■ WHAT THE EXERCISE ASKS:
Every line that contains the word "Procedure" should be copied out.

■ DATA TO PROCESS:

==========

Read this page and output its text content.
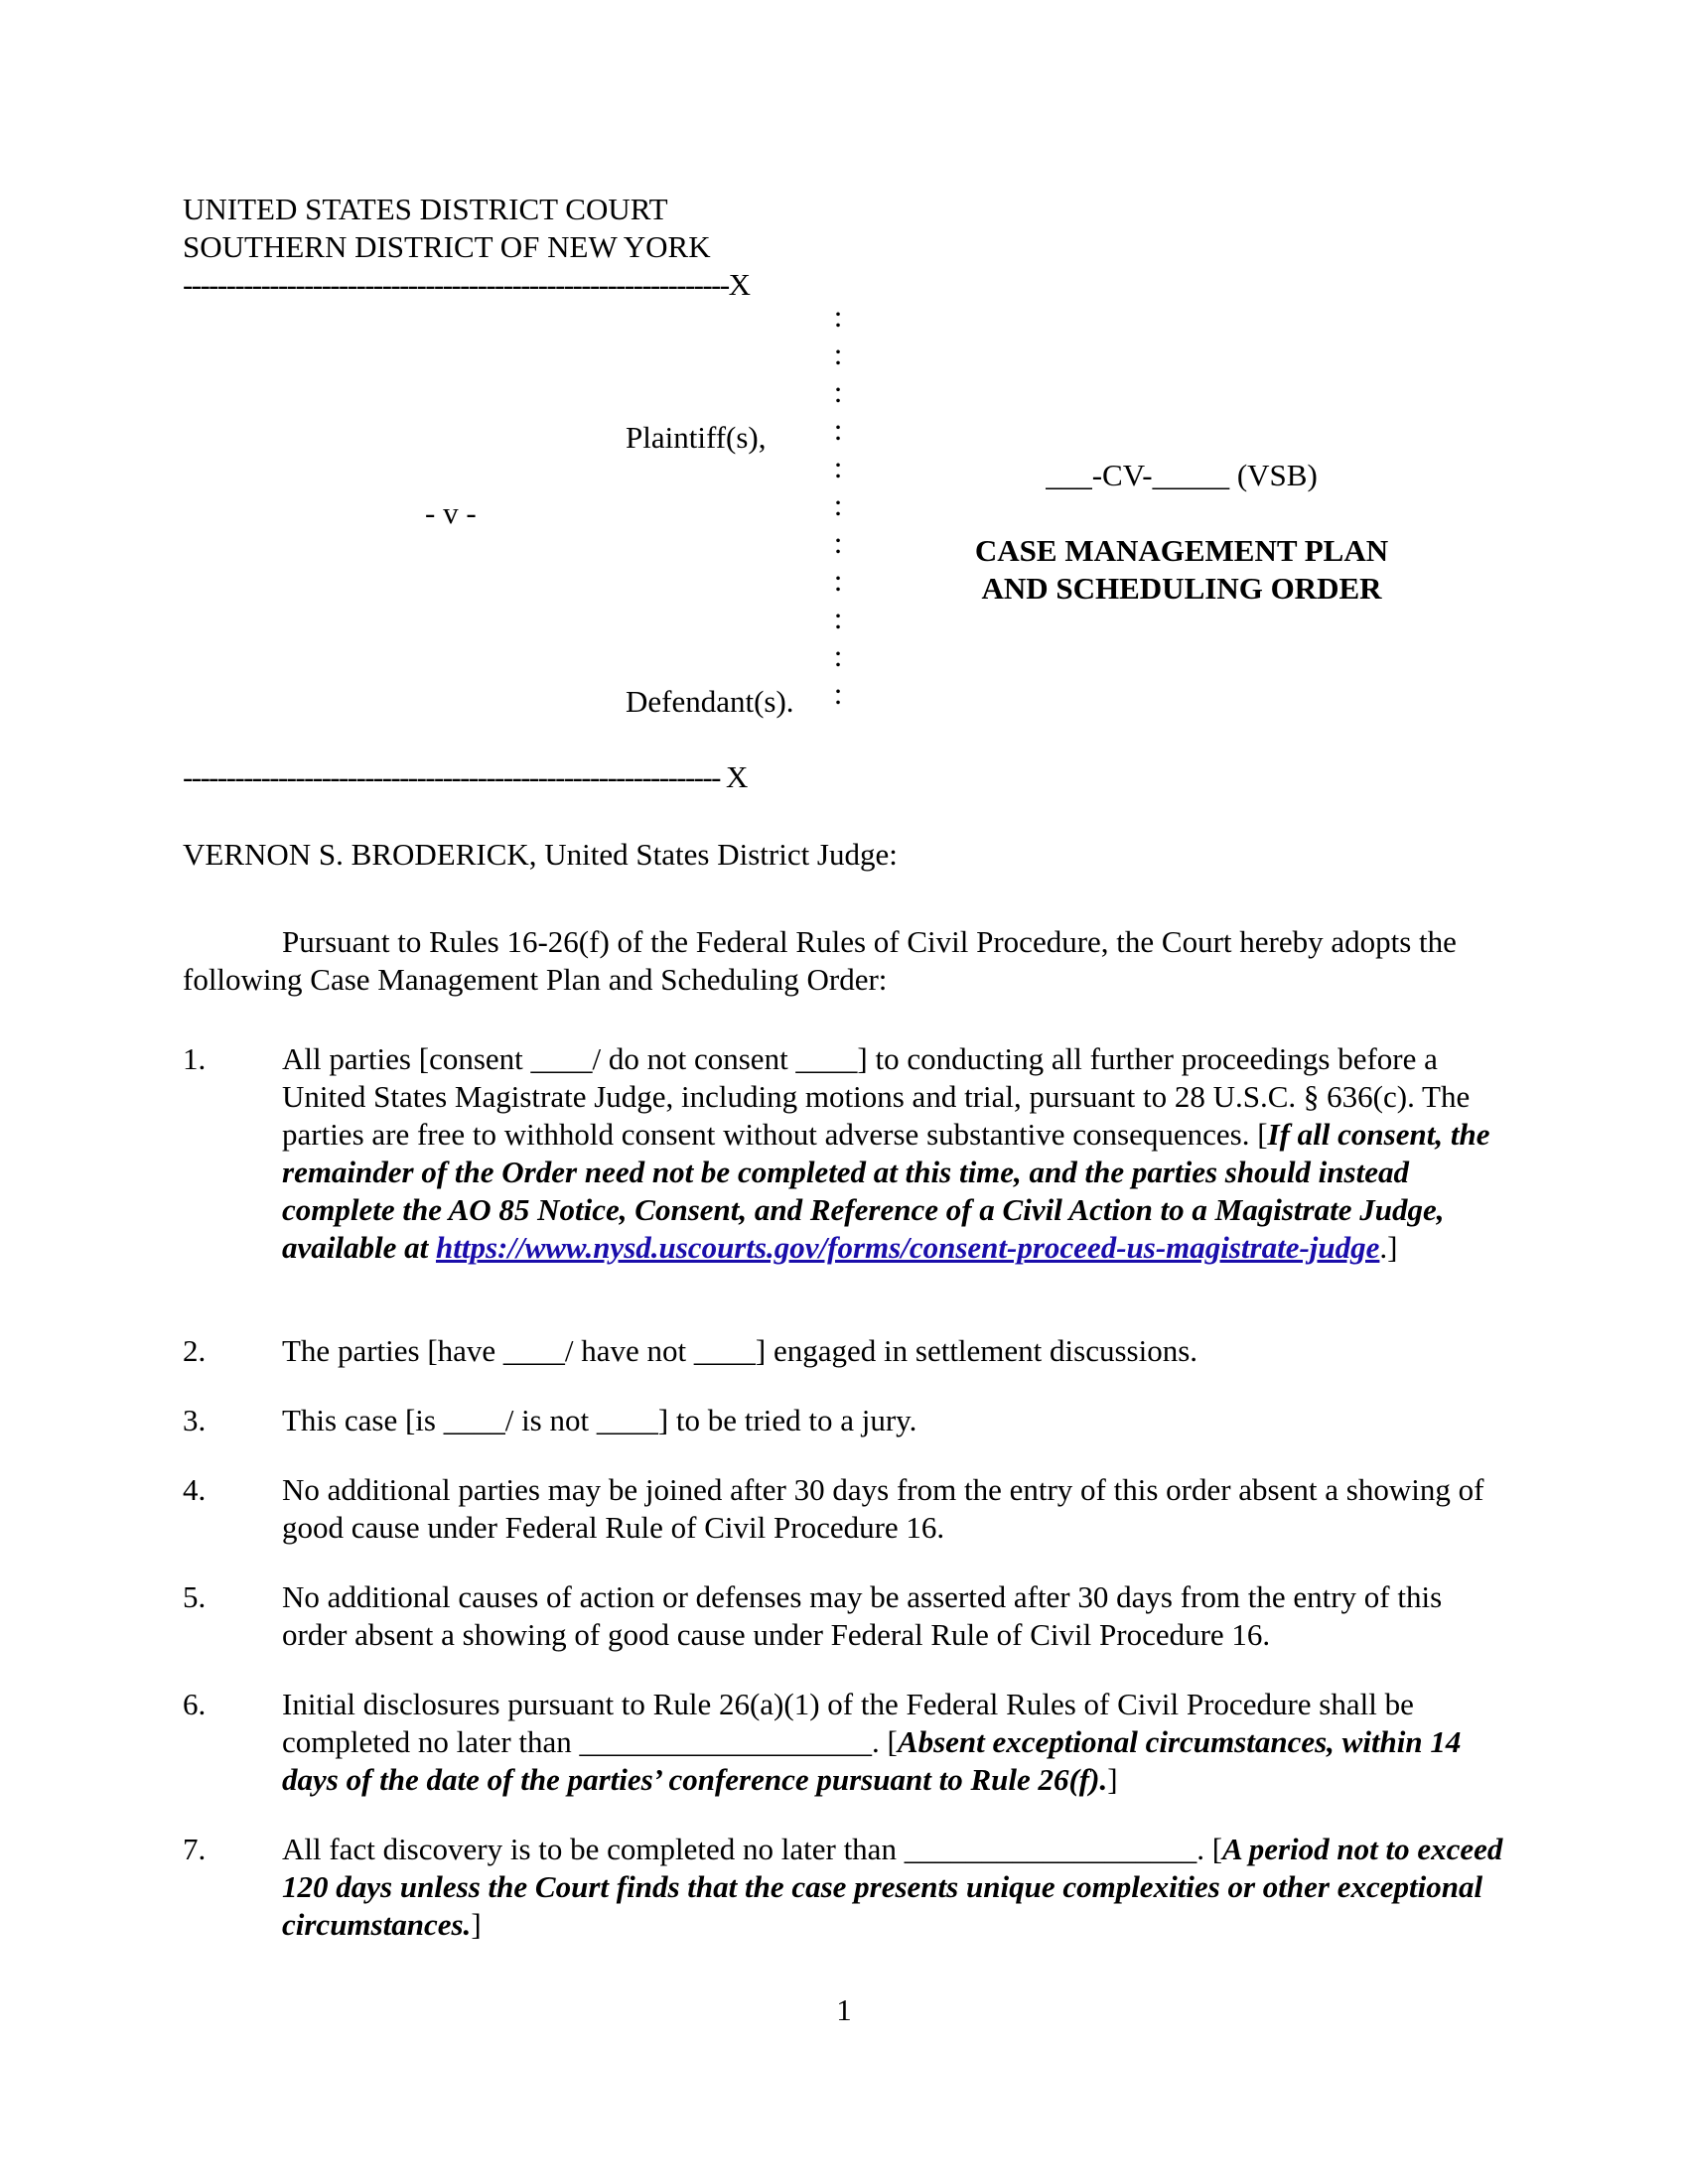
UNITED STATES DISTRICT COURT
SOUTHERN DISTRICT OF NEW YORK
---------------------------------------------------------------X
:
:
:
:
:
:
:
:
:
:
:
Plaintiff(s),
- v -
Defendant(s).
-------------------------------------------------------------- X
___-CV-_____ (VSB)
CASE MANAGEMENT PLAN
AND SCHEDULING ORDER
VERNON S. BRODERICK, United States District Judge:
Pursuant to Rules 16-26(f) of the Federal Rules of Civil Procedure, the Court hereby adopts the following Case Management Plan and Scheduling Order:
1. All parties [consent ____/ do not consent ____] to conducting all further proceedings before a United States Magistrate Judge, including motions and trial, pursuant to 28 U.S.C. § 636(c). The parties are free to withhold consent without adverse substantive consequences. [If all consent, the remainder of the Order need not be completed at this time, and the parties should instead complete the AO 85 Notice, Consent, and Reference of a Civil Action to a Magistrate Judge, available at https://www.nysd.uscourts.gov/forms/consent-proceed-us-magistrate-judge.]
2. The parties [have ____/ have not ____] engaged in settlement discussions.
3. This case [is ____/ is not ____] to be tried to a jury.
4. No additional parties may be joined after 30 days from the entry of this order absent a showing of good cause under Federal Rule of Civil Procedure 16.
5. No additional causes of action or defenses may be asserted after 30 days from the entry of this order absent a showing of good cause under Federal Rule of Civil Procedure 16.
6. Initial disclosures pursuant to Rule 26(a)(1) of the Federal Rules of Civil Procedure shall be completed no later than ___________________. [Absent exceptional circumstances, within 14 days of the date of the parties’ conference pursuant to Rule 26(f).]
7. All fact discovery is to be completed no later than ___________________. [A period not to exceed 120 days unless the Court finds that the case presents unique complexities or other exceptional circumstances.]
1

==========

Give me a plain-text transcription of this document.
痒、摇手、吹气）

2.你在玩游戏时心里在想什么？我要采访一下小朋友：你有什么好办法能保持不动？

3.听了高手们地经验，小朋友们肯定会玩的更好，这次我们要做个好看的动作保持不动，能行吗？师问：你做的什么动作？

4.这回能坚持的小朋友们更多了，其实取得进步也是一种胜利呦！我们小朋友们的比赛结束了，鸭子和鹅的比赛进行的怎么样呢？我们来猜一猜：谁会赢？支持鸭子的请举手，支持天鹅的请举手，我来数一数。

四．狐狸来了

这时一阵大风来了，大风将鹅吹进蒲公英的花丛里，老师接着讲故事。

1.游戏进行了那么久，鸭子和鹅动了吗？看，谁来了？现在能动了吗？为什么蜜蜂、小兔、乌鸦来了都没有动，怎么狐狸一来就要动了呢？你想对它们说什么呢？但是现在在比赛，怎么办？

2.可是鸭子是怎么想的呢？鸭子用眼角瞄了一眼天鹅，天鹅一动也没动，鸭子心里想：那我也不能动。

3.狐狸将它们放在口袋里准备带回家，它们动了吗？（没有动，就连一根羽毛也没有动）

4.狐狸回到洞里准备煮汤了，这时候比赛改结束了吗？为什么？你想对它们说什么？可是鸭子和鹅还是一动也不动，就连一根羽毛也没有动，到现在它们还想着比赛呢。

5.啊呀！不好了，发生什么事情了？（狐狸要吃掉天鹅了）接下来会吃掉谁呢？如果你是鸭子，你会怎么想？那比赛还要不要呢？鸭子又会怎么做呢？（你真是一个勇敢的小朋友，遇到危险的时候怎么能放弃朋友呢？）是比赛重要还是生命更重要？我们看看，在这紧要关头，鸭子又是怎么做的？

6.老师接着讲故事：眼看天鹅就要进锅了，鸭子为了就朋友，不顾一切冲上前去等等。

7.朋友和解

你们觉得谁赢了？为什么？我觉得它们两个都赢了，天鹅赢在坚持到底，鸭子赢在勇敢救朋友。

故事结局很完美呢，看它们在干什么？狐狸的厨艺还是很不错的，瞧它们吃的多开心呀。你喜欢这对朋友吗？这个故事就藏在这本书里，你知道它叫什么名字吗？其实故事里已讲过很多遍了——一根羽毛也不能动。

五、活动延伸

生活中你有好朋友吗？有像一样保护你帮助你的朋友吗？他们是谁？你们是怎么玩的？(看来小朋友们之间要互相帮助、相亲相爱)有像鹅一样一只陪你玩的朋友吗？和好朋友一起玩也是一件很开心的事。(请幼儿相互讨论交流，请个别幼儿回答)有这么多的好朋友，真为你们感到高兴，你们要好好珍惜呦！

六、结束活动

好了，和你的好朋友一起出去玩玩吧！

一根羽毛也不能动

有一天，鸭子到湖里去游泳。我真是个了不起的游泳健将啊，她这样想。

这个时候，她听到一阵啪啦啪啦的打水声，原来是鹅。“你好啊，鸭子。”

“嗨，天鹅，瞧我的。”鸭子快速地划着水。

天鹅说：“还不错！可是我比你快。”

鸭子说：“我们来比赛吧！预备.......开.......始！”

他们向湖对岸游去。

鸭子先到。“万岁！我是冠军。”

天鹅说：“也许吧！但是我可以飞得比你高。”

==========

■ WRITTEN ANSWER:
Pursuant to Rules 16-26(f) of the Federal Rules of Civil Procedure, the Court hereby adopts the following Case Management Plan and Scheduling Order:
4. No additional parties may be joined after 30 days from the entry of this order absent a showing of good cause under Federal Rule of Civil Procedure 16.
5. No additional causes of action or defenses may be asserted after 30 days from the entry of this order absent a showing of good cause under Federal Rule of Civil Procedure 16.
6. Initial disclosures pursuant to Rule 26(a)(1) of the Federal Rules of Civil Procedure shall be completed no later than ___________________. [Absent exceptional circumstances, within 14 days of the date of the parties’ conference pursuant to Rule 26(f).]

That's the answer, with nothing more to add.